• _Problem to solve_: Restate the listing below word for word, omitting any images.

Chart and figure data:
******************************

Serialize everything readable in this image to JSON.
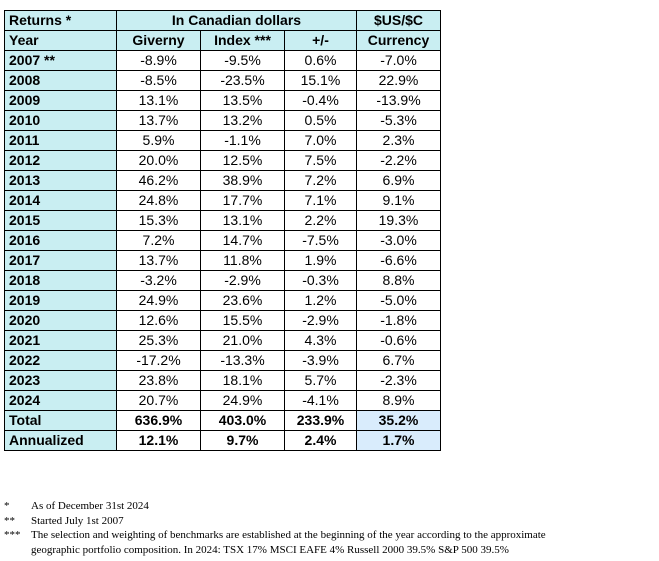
{
  "header": {
    "returns_label": "Returns *",
    "cad_label": "In Canadian dollars",
    "usd_label": "$US/$C",
    "year_label": "Year",
    "giverny_label": "Giverny",
    "index_label": "Index ***",
    "diff_label": "+/-",
    "currency_label": "Currency"
  },
  "rows": [
    {
      "year": "2007 **",
      "giverny": "-8.9%",
      "index": "-9.5%",
      "diff": "0.6%",
      "currency": "-7.0%"
    },
    {
      "year": "2008",
      "giverny": "-8.5%",
      "index": "-23.5%",
      "diff": "15.1%",
      "currency": "22.9%"
    },
    {
      "year": "2009",
      "giverny": "13.1%",
      "index": "13.5%",
      "diff": "-0.4%",
      "currency": "-13.9%"
    },
    {
      "year": "2010",
      "giverny": "13.7%",
      "index": "13.2%",
      "diff": "0.5%",
      "currency": "-5.3%"
    },
    {
      "year": "2011",
      "giverny": "5.9%",
      "index": "-1.1%",
      "diff": "7.0%",
      "currency": "2.3%"
    },
    {
      "year": "2012",
      "giverny": "20.0%",
      "index": "12.5%",
      "diff": "7.5%",
      "currency": "-2.2%"
    },
    {
      "year": "2013",
      "giverny": "46.2%",
      "index": "38.9%",
      "diff": "7.2%",
      "currency": "6.9%"
    },
    {
      "year": "2014",
      "giverny": "24.8%",
      "index": "17.7%",
      "diff": "7.1%",
      "currency": "9.1%"
    },
    {
      "year": "2015",
      "giverny": "15.3%",
      "index": "13.1%",
      "diff": "2.2%",
      "currency": "19.3%"
    },
    {
      "year": "2016",
      "giverny": "7.2%",
      "index": "14.7%",
      "diff": "-7.5%",
      "currency": "-3.0%"
    },
    {
      "year": "2017",
      "giverny": "13.7%",
      "index": "11.8%",
      "diff": "1.9%",
      "currency": "-6.6%"
    },
    {
      "year": "2018",
      "giverny": "-3.2%",
      "index": "-2.9%",
      "diff": "-0.3%",
      "currency": "8.8%"
    },
    {
      "year": "2019",
      "giverny": "24.9%",
      "index": "23.6%",
      "diff": "1.2%",
      "currency": "-5.0%"
    },
    {
      "year": "2020",
      "giverny": "12.6%",
      "index": "15.5%",
      "diff": "-2.9%",
      "currency": "-1.8%"
    },
    {
      "year": "2021",
      "giverny": "25.3%",
      "index": "21.0%",
      "diff": "4.3%",
      "currency": "-0.6%"
    },
    {
      "year": "2022",
      "giverny": "-17.2%",
      "index": "-13.3%",
      "diff": "-3.9%",
      "currency": "6.7%"
    },
    {
      "year": "2023",
      "giverny": "23.8%",
      "index": "18.1%",
      "diff": "5.7%",
      "currency": "-2.3%"
    },
    {
      "year": "2024",
      "giverny": "20.7%",
      "index": "24.9%",
      "diff": "-4.1%",
      "currency": "8.9%"
    }
  ],
  "total": {
    "label": "Total",
    "giverny": "636.9%",
    "index": "403.0%",
    "diff": "233.9%",
    "currency": "35.2%"
  },
  "annualized": {
    "label": "Annualized",
    "giverny": "12.1%",
    "index": "9.7%",
    "diff": "2.4%",
    "currency": "1.7%"
  },
  "notes": [
    {
      "mark": "*",
      "text": "As of December 31st 2024"
    },
    {
      "mark": "**",
      "text": "Started July 1st 2007"
    },
    {
      "mark": "***",
      "text": "The selection and weighting of benchmarks are established at the beginning of the year according to the approximate"
    },
    {
      "mark": "",
      "text": "geographic portfolio composition.   In 2024:  TSX 17%  MSCI EAFE 4%   Russell 2000 39.5%   S&P 500  39.5%"
    }
  ]
}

******************************

• _Response for this exercise_:
Serialize everything readable in this image to JSON.
{
  "header": {
    "returns_label": "Returns *",
    "cad_label": "In Canadian dollars",
    "usd_label": "$US/$C",
    "year_label": "Year",
    "giverny_label": "Giverny",
    "index_label": "Index ***",
    "diff_label": "+/-",
    "currency_label": "Currency"
  },
  "rows": [
    {
      "year": "2007 **",
      "giverny": "-8.9%",
      "index": "-9.5%",
      "diff": "0.6%",
      "currency": "-7.0%"
    },
    {
      "year": "2008",
      "giverny": "-8.5%",
      "index": "-23.5%",
      "diff": "15.1%",
      "currency": "22.9%"
    },
    {
      "year": "2009",
      "giverny": "13.1%",
      "index": "13.5%",
      "diff": "-0.4%",
      "currency": "-13.9%"
    },
    {
      "year": "2010",
      "giverny": "13.7%",
      "index": "13.2%",
      "diff": "0.5%",
      "currency": "-5.3%"
    },
    {
      "year": "2011",
      "giverny": "5.9%",
      "index": "-1.1%",
      "diff": "7.0%",
      "currency": "2.3%"
    },
    {
      "year": "2012",
      "giverny": "20.0%",
      "index": "12.5%",
      "diff": "7.5%",
      "currency": "-2.2%"
    },
    {
      "year": "2013",
      "giverny": "46.2%",
      "index": "38.9%",
      "diff": "7.2%",
      "currency": "6.9%"
    },
    {
      "year": "2014",
      "giverny": "24.8%",
      "index": "17.7%",
      "diff": "7.1%",
      "currency": "9.1%"
    },
    {
      "year": "2015",
      "giverny": "15.3%",
      "index": "13.1%",
      "diff": "2.2%",
      "currency": "19.3%"
    },
    {
      "year": "2016",
      "giverny": "7.2%",
      "index": "14.7%",
      "diff": "-7.5%",
      "currency": "-3.0%"
    },
    {
      "year": "2017",
      "giverny": "13.7%",
      "index": "11.8%",
      "diff": "1.9%",
      "currency": "-6.6%"
    },
    {
      "year": "2018",
      "giverny": "-3.2%",
      "index": "-2.9%",
      "diff": "-0.3%",
      "currency": "8.8%"
    },
    {
      "year": "2019",
      "giverny": "24.9%",
      "index": "23.6%",
      "diff": "1.2%",
      "currency": "-5.0%"
    },
    {
      "year": "2020",
      "giverny": "12.6%",
      "index": "15.5%",
      "diff": "-2.9%",
      "currency": "-1.8%"
    },
    {
      "year": "2021",
      "giverny": "25.3%",
      "index": "21.0%",
      "diff": "4.3%",
      "currency": "-0.6%"
    },
    {
      "year": "2022",
      "giverny": "-17.2%",
      "index": "-13.3%",
      "diff": "-3.9%",
      "currency": "6.7%"
    },
    {
      "year": "2023",
      "giverny": "23.8%",
      "index": "18.1%",
      "diff": "5.7%",
      "currency": "-2.3%"
    },
    {
      "year": "2024",
      "giverny": "20.7%",
      "index": "24.9%",
      "diff": "-4.1%",
      "currency": "8.9%"
    }
  ],
  "total": {
    "label": "Total",
    "giverny": "636.9%",
    "index": "403.0%",
    "diff": "233.9%",
    "currency": "35.2%"
  },
  "annualized": {
    "label": "Annualized",
    "giverny": "12.1%",
    "index": "9.7%",
    "diff": "2.4%",
    "currency": "1.7%"
  },
  "notes": [
    {
      "mark": "*",
      "text": "As of December 31st 2024"
    },
    {
      "mark": "**",
      "text": "Started July 1st 2007"
    },
    {
      "mark": "***",
      "text": "The selection and weighting of benchmarks are established at the beginning of the year according to the approximate"
    },
    {
      "mark": "",
      "text": "geographic portfolio composition.   In 2024:  TSX 17%  MSCI EAFE 4%   Russell 2000 39.5%   S&P 500  39.5%"
    }
  ]
}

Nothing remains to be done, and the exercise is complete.